## [Given problem]
Reproduce verbatim the lines of the records that begin with the line containing "y1]. List at most 100 elements." and end with the line containing "sidebar-item-fitness[interactable]: ◕ 健身小课堂", including both of those lines.

Items listed in a dataset
- - -

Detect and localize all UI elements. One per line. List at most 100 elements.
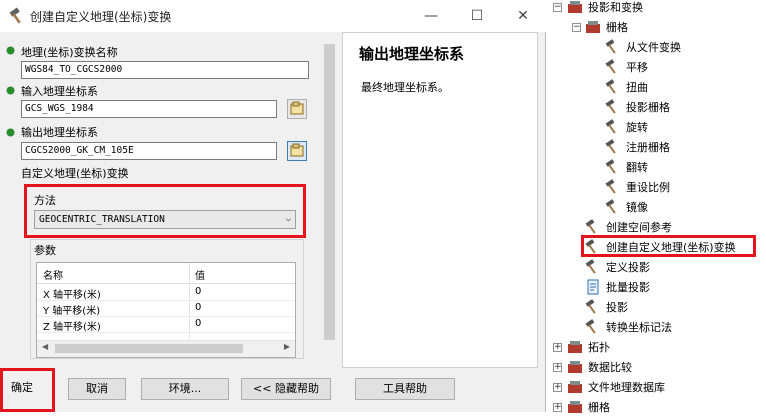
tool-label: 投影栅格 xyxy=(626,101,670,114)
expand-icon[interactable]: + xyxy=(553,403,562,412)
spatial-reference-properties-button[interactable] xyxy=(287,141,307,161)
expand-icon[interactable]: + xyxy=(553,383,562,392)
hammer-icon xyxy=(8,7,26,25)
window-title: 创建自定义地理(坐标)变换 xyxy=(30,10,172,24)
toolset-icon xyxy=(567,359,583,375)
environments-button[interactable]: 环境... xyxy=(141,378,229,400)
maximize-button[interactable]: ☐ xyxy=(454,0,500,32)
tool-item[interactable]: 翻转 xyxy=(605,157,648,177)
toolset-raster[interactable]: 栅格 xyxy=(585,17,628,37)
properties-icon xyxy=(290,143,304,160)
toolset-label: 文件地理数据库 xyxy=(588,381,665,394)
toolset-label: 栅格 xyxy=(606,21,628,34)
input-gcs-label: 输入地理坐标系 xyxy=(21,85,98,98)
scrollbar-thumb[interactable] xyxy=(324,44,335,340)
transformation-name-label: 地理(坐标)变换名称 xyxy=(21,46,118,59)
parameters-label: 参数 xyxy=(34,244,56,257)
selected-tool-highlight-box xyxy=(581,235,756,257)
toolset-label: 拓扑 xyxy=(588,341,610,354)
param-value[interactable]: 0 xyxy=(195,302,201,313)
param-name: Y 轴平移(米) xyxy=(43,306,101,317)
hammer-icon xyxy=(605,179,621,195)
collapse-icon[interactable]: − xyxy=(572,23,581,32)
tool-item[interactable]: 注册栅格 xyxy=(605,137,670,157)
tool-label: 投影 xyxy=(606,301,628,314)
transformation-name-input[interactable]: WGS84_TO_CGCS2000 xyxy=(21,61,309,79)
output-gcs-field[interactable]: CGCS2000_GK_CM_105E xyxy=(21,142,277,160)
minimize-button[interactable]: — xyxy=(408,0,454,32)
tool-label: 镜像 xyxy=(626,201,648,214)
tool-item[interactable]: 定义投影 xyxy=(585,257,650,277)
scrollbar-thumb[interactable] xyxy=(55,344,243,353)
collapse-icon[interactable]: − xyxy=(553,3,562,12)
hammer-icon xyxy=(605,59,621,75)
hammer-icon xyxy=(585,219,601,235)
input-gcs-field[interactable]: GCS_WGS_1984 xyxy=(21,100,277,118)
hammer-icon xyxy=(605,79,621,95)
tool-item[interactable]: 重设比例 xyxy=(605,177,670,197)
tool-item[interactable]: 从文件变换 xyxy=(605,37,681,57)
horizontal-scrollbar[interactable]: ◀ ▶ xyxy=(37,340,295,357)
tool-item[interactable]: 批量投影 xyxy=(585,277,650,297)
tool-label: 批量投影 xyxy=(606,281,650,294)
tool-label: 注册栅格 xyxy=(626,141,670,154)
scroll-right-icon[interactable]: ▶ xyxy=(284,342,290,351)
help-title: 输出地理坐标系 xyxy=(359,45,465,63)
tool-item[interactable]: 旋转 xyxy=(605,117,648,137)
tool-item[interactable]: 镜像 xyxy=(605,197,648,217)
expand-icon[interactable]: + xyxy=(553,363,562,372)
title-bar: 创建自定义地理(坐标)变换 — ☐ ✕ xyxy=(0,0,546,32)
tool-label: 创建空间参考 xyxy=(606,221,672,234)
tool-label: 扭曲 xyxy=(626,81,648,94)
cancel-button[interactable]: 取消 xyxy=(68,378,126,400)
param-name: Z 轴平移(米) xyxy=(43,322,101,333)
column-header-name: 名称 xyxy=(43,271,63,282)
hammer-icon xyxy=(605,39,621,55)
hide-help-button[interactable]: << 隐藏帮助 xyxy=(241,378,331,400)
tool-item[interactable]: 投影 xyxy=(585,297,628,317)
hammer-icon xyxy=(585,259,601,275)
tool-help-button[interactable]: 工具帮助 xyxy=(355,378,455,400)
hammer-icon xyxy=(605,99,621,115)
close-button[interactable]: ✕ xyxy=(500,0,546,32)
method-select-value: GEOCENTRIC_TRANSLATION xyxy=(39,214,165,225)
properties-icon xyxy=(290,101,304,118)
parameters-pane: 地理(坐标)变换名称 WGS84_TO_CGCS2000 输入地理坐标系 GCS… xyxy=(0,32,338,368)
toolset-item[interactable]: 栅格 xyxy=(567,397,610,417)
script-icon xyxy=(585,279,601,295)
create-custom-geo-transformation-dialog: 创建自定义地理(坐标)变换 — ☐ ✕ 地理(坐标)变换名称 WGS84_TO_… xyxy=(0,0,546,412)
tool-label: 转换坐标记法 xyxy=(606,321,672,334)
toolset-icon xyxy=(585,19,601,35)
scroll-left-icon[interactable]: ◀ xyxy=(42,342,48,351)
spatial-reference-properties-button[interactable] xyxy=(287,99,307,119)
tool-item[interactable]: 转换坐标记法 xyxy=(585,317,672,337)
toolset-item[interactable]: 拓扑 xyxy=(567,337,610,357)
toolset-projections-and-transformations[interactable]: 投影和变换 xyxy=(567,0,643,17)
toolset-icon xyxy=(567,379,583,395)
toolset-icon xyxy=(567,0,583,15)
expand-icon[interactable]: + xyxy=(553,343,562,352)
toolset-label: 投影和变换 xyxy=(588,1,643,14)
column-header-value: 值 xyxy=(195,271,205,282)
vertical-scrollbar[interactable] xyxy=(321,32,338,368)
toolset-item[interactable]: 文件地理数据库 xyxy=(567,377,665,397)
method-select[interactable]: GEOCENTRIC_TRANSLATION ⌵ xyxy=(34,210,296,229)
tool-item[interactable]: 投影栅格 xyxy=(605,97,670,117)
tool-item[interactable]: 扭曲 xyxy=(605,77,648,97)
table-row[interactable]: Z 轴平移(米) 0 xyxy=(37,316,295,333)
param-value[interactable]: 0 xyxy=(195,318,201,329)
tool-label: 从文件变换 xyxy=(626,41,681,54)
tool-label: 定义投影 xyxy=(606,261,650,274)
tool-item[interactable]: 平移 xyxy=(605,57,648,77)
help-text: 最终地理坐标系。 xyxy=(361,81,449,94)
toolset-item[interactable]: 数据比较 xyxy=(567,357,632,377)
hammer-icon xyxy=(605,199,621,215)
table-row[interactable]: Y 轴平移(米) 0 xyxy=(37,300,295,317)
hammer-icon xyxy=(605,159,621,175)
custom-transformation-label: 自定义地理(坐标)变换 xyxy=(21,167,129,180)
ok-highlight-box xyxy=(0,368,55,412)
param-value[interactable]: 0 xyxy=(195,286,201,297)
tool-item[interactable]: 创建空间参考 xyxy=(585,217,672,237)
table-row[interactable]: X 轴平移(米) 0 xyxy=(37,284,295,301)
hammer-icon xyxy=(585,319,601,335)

- - -

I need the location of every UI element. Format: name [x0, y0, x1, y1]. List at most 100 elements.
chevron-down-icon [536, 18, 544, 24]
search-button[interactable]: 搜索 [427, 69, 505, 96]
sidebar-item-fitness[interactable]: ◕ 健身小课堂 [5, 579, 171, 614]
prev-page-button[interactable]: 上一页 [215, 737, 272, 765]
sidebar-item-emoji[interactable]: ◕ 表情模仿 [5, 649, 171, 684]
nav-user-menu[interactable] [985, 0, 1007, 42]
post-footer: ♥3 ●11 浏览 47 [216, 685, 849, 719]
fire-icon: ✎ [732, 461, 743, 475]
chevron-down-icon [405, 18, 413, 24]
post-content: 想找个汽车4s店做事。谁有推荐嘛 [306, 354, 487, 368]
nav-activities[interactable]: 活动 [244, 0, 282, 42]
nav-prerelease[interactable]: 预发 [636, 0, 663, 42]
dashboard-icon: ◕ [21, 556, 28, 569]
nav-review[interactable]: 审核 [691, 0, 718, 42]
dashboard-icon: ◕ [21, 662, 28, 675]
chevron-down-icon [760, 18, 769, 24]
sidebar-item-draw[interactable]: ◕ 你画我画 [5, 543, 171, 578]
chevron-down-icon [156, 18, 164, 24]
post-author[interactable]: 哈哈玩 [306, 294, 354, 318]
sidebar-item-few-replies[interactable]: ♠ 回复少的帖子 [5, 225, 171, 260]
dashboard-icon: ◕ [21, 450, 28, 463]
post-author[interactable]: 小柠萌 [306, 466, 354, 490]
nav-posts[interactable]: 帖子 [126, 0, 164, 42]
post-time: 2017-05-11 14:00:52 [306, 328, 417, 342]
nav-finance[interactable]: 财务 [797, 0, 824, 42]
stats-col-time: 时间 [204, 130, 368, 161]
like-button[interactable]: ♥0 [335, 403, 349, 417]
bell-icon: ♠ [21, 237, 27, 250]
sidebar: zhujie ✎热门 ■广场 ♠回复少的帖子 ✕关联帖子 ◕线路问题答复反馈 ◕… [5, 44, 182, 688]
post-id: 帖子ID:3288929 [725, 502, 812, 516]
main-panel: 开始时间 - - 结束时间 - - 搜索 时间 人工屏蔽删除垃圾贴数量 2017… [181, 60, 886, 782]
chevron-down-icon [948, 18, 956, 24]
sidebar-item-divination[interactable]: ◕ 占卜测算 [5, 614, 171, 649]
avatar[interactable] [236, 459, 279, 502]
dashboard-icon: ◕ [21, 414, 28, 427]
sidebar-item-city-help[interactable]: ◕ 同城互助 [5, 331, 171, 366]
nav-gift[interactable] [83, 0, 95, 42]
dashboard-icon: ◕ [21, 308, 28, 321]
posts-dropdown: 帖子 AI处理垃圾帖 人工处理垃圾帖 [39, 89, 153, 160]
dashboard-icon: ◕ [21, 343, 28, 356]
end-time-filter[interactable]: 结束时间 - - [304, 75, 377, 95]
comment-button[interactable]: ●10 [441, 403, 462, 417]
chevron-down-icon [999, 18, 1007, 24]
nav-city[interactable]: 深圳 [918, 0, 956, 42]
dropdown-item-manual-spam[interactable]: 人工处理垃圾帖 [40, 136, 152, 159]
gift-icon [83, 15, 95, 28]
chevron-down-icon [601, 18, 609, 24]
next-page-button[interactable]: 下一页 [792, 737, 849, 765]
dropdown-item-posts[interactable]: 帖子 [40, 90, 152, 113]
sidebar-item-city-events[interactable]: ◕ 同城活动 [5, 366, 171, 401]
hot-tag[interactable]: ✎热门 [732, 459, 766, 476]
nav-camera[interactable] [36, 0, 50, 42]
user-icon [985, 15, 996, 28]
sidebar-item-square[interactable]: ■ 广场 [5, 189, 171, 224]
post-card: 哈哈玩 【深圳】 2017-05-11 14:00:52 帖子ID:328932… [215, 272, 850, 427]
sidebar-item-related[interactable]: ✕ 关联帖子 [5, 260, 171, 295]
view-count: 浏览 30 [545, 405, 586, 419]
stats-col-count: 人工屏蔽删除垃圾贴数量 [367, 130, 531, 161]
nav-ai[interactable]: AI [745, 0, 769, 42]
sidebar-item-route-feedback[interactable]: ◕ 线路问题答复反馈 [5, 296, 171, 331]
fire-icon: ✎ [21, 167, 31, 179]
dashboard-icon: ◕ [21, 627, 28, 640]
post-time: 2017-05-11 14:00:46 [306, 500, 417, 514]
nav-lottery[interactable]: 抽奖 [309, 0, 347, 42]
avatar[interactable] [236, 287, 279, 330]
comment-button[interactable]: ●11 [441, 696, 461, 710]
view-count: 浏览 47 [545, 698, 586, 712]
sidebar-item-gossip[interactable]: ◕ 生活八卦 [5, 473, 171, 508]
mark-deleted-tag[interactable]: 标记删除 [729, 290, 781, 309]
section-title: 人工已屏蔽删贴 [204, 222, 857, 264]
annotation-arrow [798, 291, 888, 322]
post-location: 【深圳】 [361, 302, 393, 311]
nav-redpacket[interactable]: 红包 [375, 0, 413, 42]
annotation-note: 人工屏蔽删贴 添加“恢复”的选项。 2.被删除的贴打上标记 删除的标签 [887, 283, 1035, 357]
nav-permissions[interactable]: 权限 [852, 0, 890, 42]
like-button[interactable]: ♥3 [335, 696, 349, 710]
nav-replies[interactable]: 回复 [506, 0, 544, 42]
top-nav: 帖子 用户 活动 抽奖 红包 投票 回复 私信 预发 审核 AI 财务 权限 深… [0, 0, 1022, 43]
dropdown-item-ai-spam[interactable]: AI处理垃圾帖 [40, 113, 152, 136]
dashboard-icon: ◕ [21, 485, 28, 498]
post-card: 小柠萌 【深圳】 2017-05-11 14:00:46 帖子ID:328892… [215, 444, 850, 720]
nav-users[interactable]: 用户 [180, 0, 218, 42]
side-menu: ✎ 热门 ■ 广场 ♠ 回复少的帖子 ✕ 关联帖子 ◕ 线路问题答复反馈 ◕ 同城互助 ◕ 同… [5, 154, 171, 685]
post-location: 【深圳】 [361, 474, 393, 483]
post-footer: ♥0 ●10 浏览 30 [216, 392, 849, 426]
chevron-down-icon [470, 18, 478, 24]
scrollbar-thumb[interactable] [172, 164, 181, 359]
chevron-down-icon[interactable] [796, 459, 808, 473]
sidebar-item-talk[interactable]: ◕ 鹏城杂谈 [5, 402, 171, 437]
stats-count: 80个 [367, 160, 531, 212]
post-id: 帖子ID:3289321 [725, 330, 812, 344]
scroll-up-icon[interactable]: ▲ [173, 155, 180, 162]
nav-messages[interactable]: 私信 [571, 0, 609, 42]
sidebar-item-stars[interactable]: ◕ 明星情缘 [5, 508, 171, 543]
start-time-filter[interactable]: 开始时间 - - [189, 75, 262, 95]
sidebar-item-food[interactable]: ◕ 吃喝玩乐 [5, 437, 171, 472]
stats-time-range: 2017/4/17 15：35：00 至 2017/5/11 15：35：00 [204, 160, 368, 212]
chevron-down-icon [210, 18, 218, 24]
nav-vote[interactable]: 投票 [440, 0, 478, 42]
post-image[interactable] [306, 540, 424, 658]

- - -

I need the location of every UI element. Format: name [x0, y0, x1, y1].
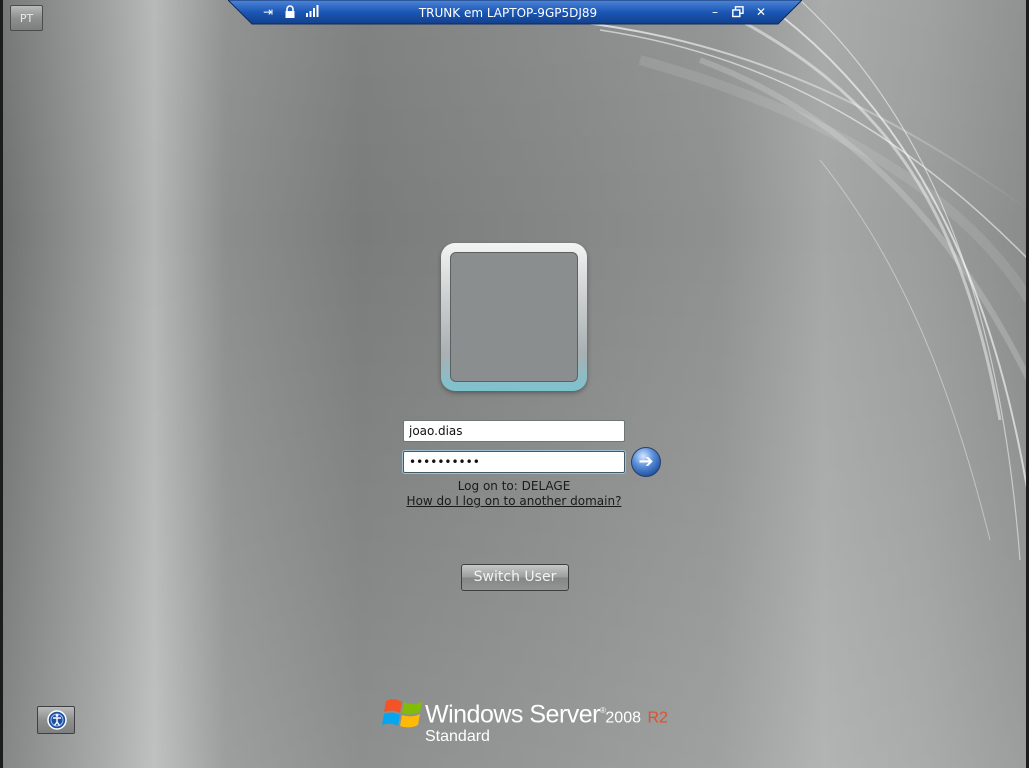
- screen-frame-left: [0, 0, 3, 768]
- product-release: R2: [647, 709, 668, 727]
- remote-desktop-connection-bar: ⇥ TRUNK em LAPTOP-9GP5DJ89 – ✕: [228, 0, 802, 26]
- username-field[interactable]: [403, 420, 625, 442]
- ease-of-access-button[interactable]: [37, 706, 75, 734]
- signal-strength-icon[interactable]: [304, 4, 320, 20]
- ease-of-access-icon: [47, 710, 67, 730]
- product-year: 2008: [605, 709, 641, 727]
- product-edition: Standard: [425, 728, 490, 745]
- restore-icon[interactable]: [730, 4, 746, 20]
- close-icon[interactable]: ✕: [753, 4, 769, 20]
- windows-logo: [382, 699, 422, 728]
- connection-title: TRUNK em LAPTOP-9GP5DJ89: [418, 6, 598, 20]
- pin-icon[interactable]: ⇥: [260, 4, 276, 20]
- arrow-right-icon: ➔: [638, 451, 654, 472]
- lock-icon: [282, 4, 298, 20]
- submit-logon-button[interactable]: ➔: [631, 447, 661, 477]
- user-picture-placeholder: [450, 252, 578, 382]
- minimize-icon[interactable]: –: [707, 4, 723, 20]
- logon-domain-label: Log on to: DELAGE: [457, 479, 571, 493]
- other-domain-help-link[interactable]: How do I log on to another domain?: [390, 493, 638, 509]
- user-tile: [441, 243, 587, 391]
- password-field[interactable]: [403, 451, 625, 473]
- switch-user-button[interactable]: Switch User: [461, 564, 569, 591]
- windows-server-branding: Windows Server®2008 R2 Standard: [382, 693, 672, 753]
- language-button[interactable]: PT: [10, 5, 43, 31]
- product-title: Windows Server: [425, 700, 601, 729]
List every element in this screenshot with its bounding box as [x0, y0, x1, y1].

- - -

## [Reply to the task]
I need the location of every UI element. Format: name [x0, y0, x1, y1]. List at most 100 elements.
chevron-down-icon [536, 18, 544, 24]
search-button[interactable]: 搜索 [427, 69, 505, 96]
sidebar-item-fitness[interactable]: ◕ 健身小课堂 [5, 579, 171, 614]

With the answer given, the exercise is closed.